Records from a collection
--- Start ---
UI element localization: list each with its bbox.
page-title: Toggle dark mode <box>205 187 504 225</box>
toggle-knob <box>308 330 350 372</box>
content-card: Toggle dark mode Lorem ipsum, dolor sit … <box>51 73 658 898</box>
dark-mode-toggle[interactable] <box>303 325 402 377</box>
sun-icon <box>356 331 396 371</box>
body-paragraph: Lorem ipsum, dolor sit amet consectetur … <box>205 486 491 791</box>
--- End ---
- _Exercise goal_: Find each row above that contains the string "mode" and copy every one of those rows in full. Case counts when matching.

- _Task solution_:
page-title: Toggle dark mode <box>205 187 504 225</box>
content-card: Toggle dark mode Lorem ipsum, dolor sit … <box>51 73 658 898</box>
dark-mode-toggle[interactable] <box>303 325 402 377</box>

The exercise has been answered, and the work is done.